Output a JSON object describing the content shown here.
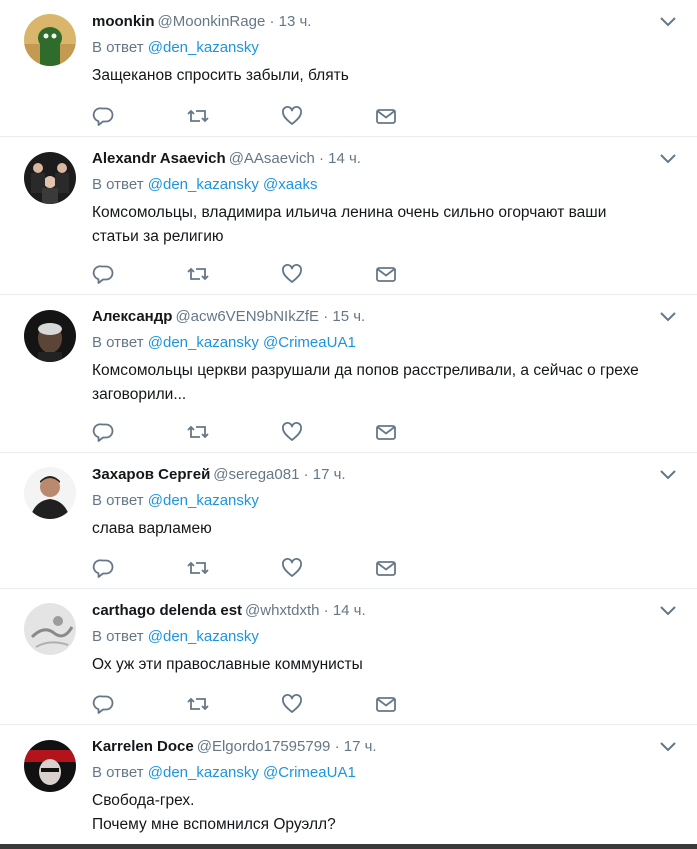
{
  "reply_prefix": "В ответ",
  "tweets": [
    {
      "name": "moonkin",
      "handle": "@MoonkinRage",
      "dot": "·",
      "time": "13 ч.",
      "mentions": [
        "@den_kazansky"
      ],
      "text_lines": [
        "Защеканов спросить забыли, блять"
      ],
      "avatar": "green-frog-avatar"
    },
    {
      "name": "Alexandr Asaevich",
      "handle": "@AAsaevich",
      "dot": "·",
      "time": "14 ч.",
      "mentions": [
        "@den_kazansky",
        "@xaaks"
      ],
      "text_lines": [
        "Комсомольцы, владимира ильича ленина очень сильно огорчают ваши",
        "статьи за религию"
      ],
      "avatar": "group-photo-avatar"
    },
    {
      "name": "Александр",
      "handle": "@acw6VEN9bNIkZfE",
      "dot": "·",
      "time": "15 ч.",
      "mentions": [
        "@den_kazansky",
        "@CrimeaUA1"
      ],
      "text_lines": [
        "Комсомольцы церкви разрушали да попов расстреливали, а сейчас о грехе",
        "заговорили..."
      ],
      "avatar": "portrait-avatar"
    },
    {
      "name": "Захаров Сергей",
      "handle": "@serega081",
      "dot": "·",
      "time": "17 ч.",
      "mentions": [
        "@den_kazansky"
      ],
      "text_lines": [
        "слава варламею"
      ],
      "avatar": "man-photo-avatar"
    },
    {
      "name": "carthago delenda est",
      "handle": "@whxtdxth",
      "dot": "·",
      "time": "14 ч.",
      "mentions": [
        "@den_kazansky"
      ],
      "text_lines": [
        "Ох уж эти православные коммунисты"
      ],
      "avatar": "grey-sketch-avatar"
    },
    {
      "name": "Karrelen Doce",
      "handle": "@Elgordo17595799",
      "dot": "·",
      "time": "17 ч.",
      "mentions": [
        "@den_kazansky",
        "@CrimeaUA1"
      ],
      "text_lines": [
        "Свобода-грех.",
        "Почему мне вспомнился Оруэлл?"
      ],
      "avatar": "dark-red-avatar"
    }
  ],
  "icons": {
    "reply": "reply-icon",
    "retweet": "retweet-icon",
    "like": "heart-icon",
    "message": "envelope-icon",
    "caret": "chevron-down-icon"
  },
  "colors": {
    "name": "#14171a",
    "meta": "#657786",
    "link": "#1b95e0",
    "divider": "#e6ecf0"
  }
}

---------------

Set problem:
Repeat the material above verbatim, with no pictures in the output.

Written response:
Output a JSON object describing the content shown here.
{
  "reply_prefix": "В ответ",
  "tweets": [
    {
      "name": "moonkin",
      "handle": "@MoonkinRage",
      "dot": "·",
      "time": "13 ч.",
      "mentions": [
        "@den_kazansky"
      ],
      "text_lines": [
        "Защеканов спросить забыли, блять"
      ],
      "avatar": "green-frog-avatar"
    },
    {
      "name": "Alexandr Asaevich",
      "handle": "@AAsaevich",
      "dot": "·",
      "time": "14 ч.",
      "mentions": [
        "@den_kazansky",
        "@xaaks"
      ],
      "text_lines": [
        "Комсомольцы, владимира ильича ленина очень сильно огорчают ваши",
        "статьи за религию"
      ],
      "avatar": "group-photo-avatar"
    },
    {
      "name": "Александр",
      "handle": "@acw6VEN9bNIkZfE",
      "dot": "·",
      "time": "15 ч.",
      "mentions": [
        "@den_kazansky",
        "@CrimeaUA1"
      ],
      "text_lines": [
        "Комсомольцы церкви разрушали да попов расстреливали, а сейчас о грехе",
        "заговорили..."
      ],
      "avatar": "portrait-avatar"
    },
    {
      "name": "Захаров Сергей",
      "handle": "@serega081",
      "dot": "·",
      "time": "17 ч.",
      "mentions": [
        "@den_kazansky"
      ],
      "text_lines": [
        "слава варламею"
      ],
      "avatar": "man-photo-avatar"
    },
    {
      "name": "carthago delenda est",
      "handle": "@whxtdxth",
      "dot": "·",
      "time": "14 ч.",
      "mentions": [
        "@den_kazansky"
      ],
      "text_lines": [
        "Ох уж эти православные коммунисты"
      ],
      "avatar": "grey-sketch-avatar"
    },
    {
      "name": "Karrelen Doce",
      "handle": "@Elgordo17595799",
      "dot": "·",
      "time": "17 ч.",
      "mentions": [
        "@den_kazansky",
        "@CrimeaUA1"
      ],
      "text_lines": [
        "Свобода-грех.",
        "Почему мне вспомнился Оруэлл?"
      ],
      "avatar": "dark-red-avatar"
    }
  ],
  "icons": {
    "reply": "reply-icon",
    "retweet": "retweet-icon",
    "like": "heart-icon",
    "message": "envelope-icon",
    "caret": "chevron-down-icon"
  },
  "colors": {
    "name": "#14171a",
    "meta": "#657786",
    "link": "#1b95e0",
    "divider": "#e6ecf0"
  }
}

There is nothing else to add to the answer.